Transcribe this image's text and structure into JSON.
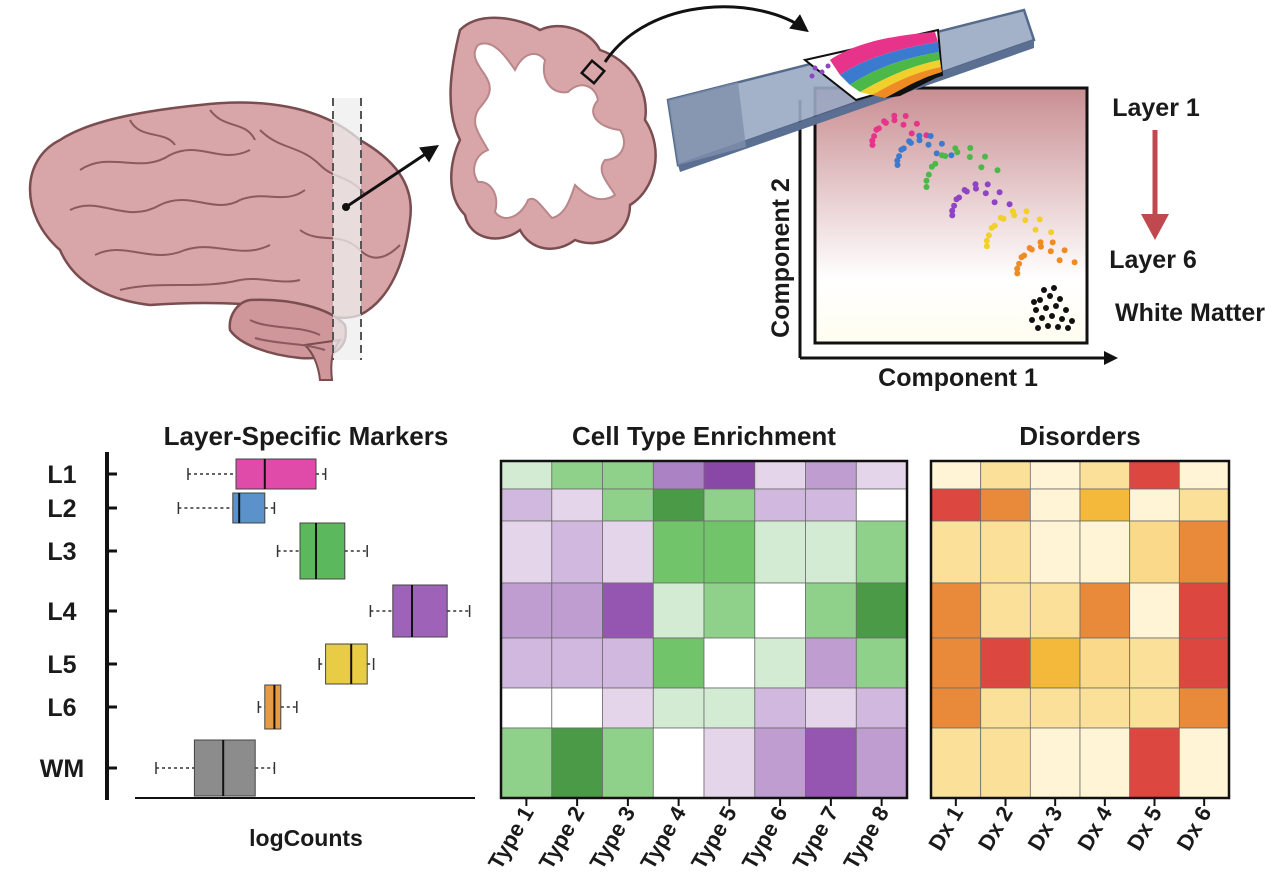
{
  "umap": {
    "y_label": "Component 2",
    "x_label": "Component 1",
    "top_label": "Layer 1",
    "mid_label": "Layer 6",
    "bottom_label": "White Matter",
    "arrow_color": "#c0494f",
    "clusters": [
      {
        "color": "#e8338a"
      },
      {
        "color": "#3a7bd0"
      },
      {
        "color": "#4cb848"
      },
      {
        "color": "#8e44c4"
      },
      {
        "color": "#f2d02c"
      },
      {
        "color": "#f08a22"
      },
      {
        "color": "#111111"
      }
    ]
  },
  "markers": {
    "title": "Layer-Specific Markers",
    "xlabel": "logCounts",
    "rows": [
      {
        "label": "L1",
        "color": "#e04aa8",
        "whisker_low": 0.15,
        "q1": 0.3,
        "median": 0.39,
        "q3": 0.55,
        "whisker_high": 0.58
      },
      {
        "label": "L2",
        "color": "#5b92cc",
        "whisker_low": 0.12,
        "q1": 0.29,
        "median": 0.31,
        "q3": 0.39,
        "whisker_high": 0.42
      },
      {
        "label": "L3",
        "color": "#5cb85c",
        "whisker_low": 0.43,
        "q1": 0.5,
        "median": 0.55,
        "q3": 0.64,
        "whisker_high": 0.71
      },
      {
        "label": "L4",
        "color": "#9e62b8",
        "whisker_low": 0.72,
        "q1": 0.79,
        "median": 0.85,
        "q3": 0.96,
        "whisker_high": 1.03
      },
      {
        "label": "L5",
        "color": "#e8cc45",
        "whisker_low": 0.56,
        "q1": 0.58,
        "median": 0.66,
        "q3": 0.71,
        "whisker_high": 0.73
      },
      {
        "label": "L6",
        "color": "#e89b45",
        "whisker_low": 0.37,
        "q1": 0.39,
        "median": 0.42,
        "q3": 0.44,
        "whisker_high": 0.49
      },
      {
        "label": "WM",
        "color": "#8c8c8c",
        "whisker_low": 0.05,
        "q1": 0.17,
        "median": 0.26,
        "q3": 0.36,
        "whisker_high": 0.42
      }
    ]
  },
  "enrichment": {
    "title": "Cell Type Enrichment",
    "columns": [
      "Type 1",
      "Type 2",
      "Type 3",
      "Type 4",
      "Type 5",
      "Type 6",
      "Type 7",
      "Type 8"
    ],
    "row_heights": [
      28,
      32,
      62,
      55,
      50,
      40,
      70
    ],
    "values": [
      [
        1,
        3,
        3,
        -4,
        -6,
        -1,
        -3,
        -1
      ],
      [
        -2,
        -1,
        3,
        6,
        3,
        -2,
        -2,
        0
      ],
      [
        -1,
        -2,
        -1,
        4,
        4,
        1,
        1,
        3
      ],
      [
        -3,
        -3,
        -5,
        1,
        3,
        0,
        3,
        6
      ],
      [
        -2,
        -2,
        -2,
        4,
        0,
        1,
        -3,
        3
      ],
      [
        0,
        0,
        -1,
        1,
        1,
        -2,
        -1,
        -2
      ],
      [
        3,
        6,
        3,
        0,
        -1,
        -3,
        -5,
        -3
      ]
    ]
  },
  "disorders": {
    "title": "Disorders",
    "columns": [
      "Dx 1",
      "Dx 2",
      "Dx 3",
      "Dx 4",
      "Dx 5",
      "Dx 6"
    ],
    "row_heights": [
      28,
      32,
      62,
      55,
      50,
      40,
      70
    ],
    "values": [
      [
        0,
        1,
        0,
        1,
        5,
        0
      ],
      [
        5,
        4,
        0,
        3,
        0,
        1
      ],
      [
        1,
        1,
        0,
        0,
        2,
        4
      ],
      [
        4,
        1,
        1,
        4,
        0,
        5
      ],
      [
        4,
        5,
        3,
        2,
        1,
        5
      ],
      [
        4,
        1,
        1,
        1,
        1,
        4
      ],
      [
        1,
        1,
        0,
        0,
        5,
        0
      ]
    ]
  }
}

WHAT IS ASKED:
In the entries above, find each line with the word "Component" and copy it.

ANSWER FOR THE TASK:
    "y_label": "Component 2",
    "x_label": "Component 1",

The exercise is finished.